Data excerpts
-- START --
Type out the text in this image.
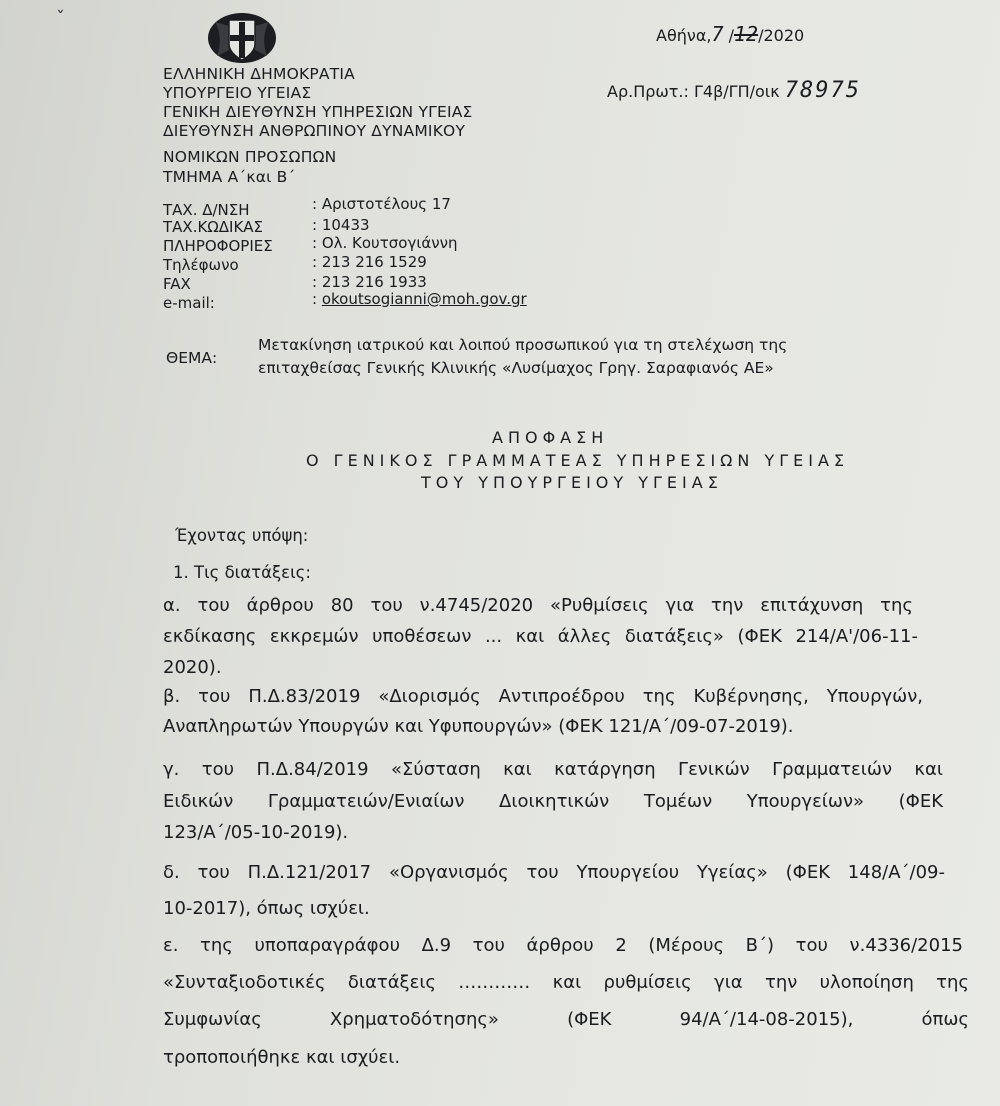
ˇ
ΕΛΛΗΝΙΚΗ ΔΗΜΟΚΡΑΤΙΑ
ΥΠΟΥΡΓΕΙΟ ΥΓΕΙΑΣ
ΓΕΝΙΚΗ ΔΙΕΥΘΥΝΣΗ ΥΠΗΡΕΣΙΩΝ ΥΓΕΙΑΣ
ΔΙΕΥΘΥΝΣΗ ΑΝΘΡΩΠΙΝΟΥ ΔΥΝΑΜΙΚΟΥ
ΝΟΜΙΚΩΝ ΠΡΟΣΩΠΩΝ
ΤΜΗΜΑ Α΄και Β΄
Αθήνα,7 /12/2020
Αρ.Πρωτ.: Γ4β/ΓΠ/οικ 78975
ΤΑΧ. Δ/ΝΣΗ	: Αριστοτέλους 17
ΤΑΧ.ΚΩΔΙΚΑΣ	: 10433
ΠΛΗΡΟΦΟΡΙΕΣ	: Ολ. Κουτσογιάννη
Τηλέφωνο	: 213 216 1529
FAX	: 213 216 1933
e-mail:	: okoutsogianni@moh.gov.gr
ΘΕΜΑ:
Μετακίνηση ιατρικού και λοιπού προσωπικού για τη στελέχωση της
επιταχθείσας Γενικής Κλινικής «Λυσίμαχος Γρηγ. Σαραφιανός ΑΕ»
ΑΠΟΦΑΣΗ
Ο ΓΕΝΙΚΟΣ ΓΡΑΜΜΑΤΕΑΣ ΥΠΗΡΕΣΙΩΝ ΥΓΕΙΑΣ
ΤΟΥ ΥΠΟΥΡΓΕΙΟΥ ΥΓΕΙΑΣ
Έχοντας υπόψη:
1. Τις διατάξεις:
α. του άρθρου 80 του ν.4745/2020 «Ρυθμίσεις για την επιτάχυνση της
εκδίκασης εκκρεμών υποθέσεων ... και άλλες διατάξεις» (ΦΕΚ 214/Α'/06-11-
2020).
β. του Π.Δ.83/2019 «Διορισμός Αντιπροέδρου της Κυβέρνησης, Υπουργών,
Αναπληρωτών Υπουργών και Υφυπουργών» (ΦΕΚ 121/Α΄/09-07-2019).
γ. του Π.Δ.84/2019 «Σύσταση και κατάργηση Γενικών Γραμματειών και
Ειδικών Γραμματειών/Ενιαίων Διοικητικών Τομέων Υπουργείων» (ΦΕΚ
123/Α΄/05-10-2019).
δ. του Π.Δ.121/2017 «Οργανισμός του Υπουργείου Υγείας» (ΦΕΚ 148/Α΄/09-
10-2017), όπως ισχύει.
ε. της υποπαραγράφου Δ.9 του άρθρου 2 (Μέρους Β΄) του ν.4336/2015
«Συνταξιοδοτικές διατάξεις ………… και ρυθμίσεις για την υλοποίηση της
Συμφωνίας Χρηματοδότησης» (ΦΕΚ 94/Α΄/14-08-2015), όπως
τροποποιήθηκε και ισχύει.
-- END --
Required work
Pull out every line in the data above that has the word "διατάξεις".

Solved exercise
1. Τις διατάξεις:
εκδίκασης εκκρεμών υποθέσεων ... και άλλες διατάξεις» (ΦΕΚ 214/Α'/06-11-
«Συνταξιοδοτικές διατάξεις ………… και ρυθμίσεις για την υλοποίηση της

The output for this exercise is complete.